Do this
Each entry must be given again exactly; images do not belong in the copy.

Source data
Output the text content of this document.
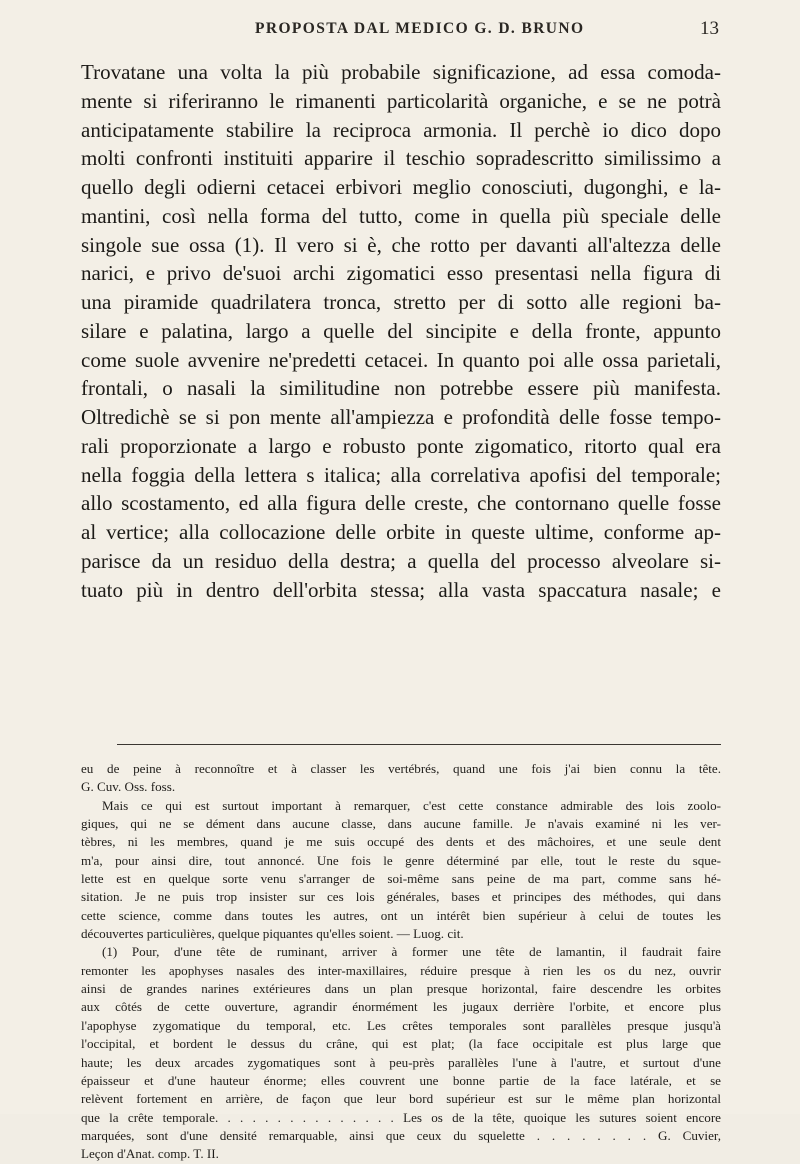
PROPOSTA DAL MEDICO G. D. BRUNO	13
Trovatane una volta la più probabile significazione, ad essa comoda-
mente si riferiranno le rimanenti particolarità organiche, e se ne potrà
anticipatamente stabilire la reciproca armonia. Il perchè io dico dopo
molti confronti instituiti apparire il teschio sopradescritto similissimo a
quello degli odierni cetacei erbivori meglio conosciuti, dugonghi, e la-
mantini, così nella forma del tutto, come in quella più speciale delle
singole sue ossa (1). Il vero si è, che rotto per davanti all'altezza delle
narici, e privo de'suoi archi zigomatici esso presentasi nella figura di
una piramide quadrilatera tronca, stretto per di sotto alle regioni ba-
silare e palatina, largo a quelle del sincipite e della fronte, appunto
come suole avvenire ne'predetti cetacei. In quanto poi alle ossa parietali,
frontali, o nasali la similitudine non potrebbe essere più manifesta.
Oltredichè se si pon mente all'ampiezza e profondità delle fosse tempo-
rali proporzionate a largo e robusto ponte zigomatico, ritorto qual era
nella foggia della lettera s italica; alla correlativa apofisi del temporale;
allo scostamento, ed alla figura delle creste, che contornano quelle fosse
al vertice; alla collocazione delle orbite in queste ultime, conforme ap-
parisce da un residuo della destra; a quella del processo alveolare si-
tuato più in dentro dell'orbita stessa; alla vasta spaccatura nasale; e
eu de peine à reconnoître et à classer les vertébrés, quand une fois j'ai bien connu la tête.
G. Cuv. Oss. foss.
Mais ce qui est surtout important à remarquer, c'est cette constance admirable des lois zoolo-
giques, qui ne se dément dans aucune classe, dans aucune famille. Je n'avais examiné ni les ver-
tèbres, ni les membres, quand je me suis occupé des dents et des mâchoires, et une seule dent
m'a, pour ainsi dire, tout annoncé. Une fois le genre déterminé par elle, tout le reste du sque-
lette est en quelque sorte venu s'arranger de soi-même sans peine de ma part, comme sans hé-
sitation. Je ne puis trop insister sur ces lois générales, bases et principes des méthodes, qui dans
cette science, comme dans toutes les autres, ont un intérêt bien supérieur à celui de toutes les
découvertes particulières, quelque piquantes qu'elles soient. — Luog. cit.
(1) Pour, d'une tête de ruminant, arriver à former une tête de lamantin, il faudrait faire
remonter les apophyses nasales des inter-maxillaires, réduire presque à rien les os du nez, ouvrir
ainsi de grandes narines extérieures dans un plan presque horizontal, faire descendre les orbites
aux côtés de cette ouverture, agrandir énormément les jugaux derrière l'orbite, et encore plus
l'apophyse zygomatique du temporal, etc. Les crêtes temporales sont parallèles presque jusqu'à
l'occipital, et bordent le dessus du crâne, qui est plat; (la face occipitale est plus large que
haute; les deux arcades zygomatiques sont à peu-près parallèles l'une à l'autre, et surtout d'une
épaisseur et d'une hauteur énorme; elles couvrent une bonne partie de la face latérale, et se
relèvent fortement en arrière, de façon que leur bord supérieur est sur le même plan horizontal
que la crête temporale. . . . . . . . . . . . . . . Les os de la tête, quoique les sutures soient encore
marquées, sont d'une densité remarquable, ainsi que ceux du squelette . . . . . . . . G. Cuvier,
Leçon d'Anat. comp. T. II.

Exercise response
Output the text content of this document.
PROPOSTA DAL MEDICO G. D. BRUNO	13
Trovatane una volta la più probabile significazione, ad essa comoda-
mente si riferiranno le rimanenti particolarità organiche, e se ne potrà
anticipatamente stabilire la reciproca armonia. Il perchè io dico dopo
molti confronti instituiti apparire il teschio sopradescritto similissimo a
quello degli odierni cetacei erbivori meglio conosciuti, dugonghi, e la-
mantini, così nella forma del tutto, come in quella più speciale delle
singole sue ossa (1). Il vero si è, che rotto per davanti all'altezza delle
narici, e privo de'suoi archi zigomatici esso presentasi nella figura di
una piramide quadrilatera tronca, stretto per di sotto alle regioni ba-
silare e palatina, largo a quelle del sincipite e della fronte, appunto
come suole avvenire ne'predetti cetacei. In quanto poi alle ossa parietali,
frontali, o nasali la similitudine non potrebbe essere più manifesta.
Oltredichè se si pon mente all'ampiezza e profondità delle fosse tempo-
rali proporzionate a largo e robusto ponte zigomatico, ritorto qual era
nella foggia della lettera s italica; alla correlativa apofisi del temporale;
allo scostamento, ed alla figura delle creste, che contornano quelle fosse
al vertice; alla collocazione delle orbite in queste ultime, conforme ap-
parisce da un residuo della destra; a quella del processo alveolare si-
tuato più in dentro dell'orbita stessa; alla vasta spaccatura nasale; e
eu de peine à reconnoître et à classer les vertébrés, quand une fois j'ai bien connu la tête.
G. Cuv. Oss. foss.
Mais ce qui est surtout important à remarquer, c'est cette constance admirable des lois zoolo-
giques, qui ne se dément dans aucune classe, dans aucune famille. Je n'avais examiné ni les ver-
tèbres, ni les membres, quand je me suis occupé des dents et des mâchoires, et une seule dent
m'a, pour ainsi dire, tout annoncé. Une fois le genre déterminé par elle, tout le reste du sque-
lette est en quelque sorte venu s'arranger de soi-même sans peine de ma part, comme sans hé-
sitation. Je ne puis trop insister sur ces lois générales, bases et principes des méthodes, qui dans
cette science, comme dans toutes les autres, ont un intérêt bien supérieur à celui de toutes les
découvertes particulières, quelque piquantes qu'elles soient. — Luog. cit.
(1) Pour, d'une tête de ruminant, arriver à former une tête de lamantin, il faudrait faire
remonter les apophyses nasales des inter-maxillaires, réduire presque à rien les os du nez, ouvrir
ainsi de grandes narines extérieures dans un plan presque horizontal, faire descendre les orbites
aux côtés de cette ouverture, agrandir énormément les jugaux derrière l'orbite, et encore plus
l'apophyse zygomatique du temporal, etc. Les crêtes temporales sont parallèles presque jusqu'à
l'occipital, et bordent le dessus du crâne, qui est plat; (la face occipitale est plus large que
haute; les deux arcades zygomatiques sont à peu-près parallèles l'une à l'autre, et surtout d'une
épaisseur et d'une hauteur énorme; elles couvrent une bonne partie de la face latérale, et se
relèvent fortement en arrière, de façon que leur bord supérieur est sur le même plan horizontal
que la crête temporale. . . . . . . . . . . . . . . Les os de la tête, quoique les sutures soient encore
marquées, sont d'une densité remarquable, ainsi que ceux du squelette . . . . . . . . G. Cuvier,
Leçon d'Anat. comp. T. II.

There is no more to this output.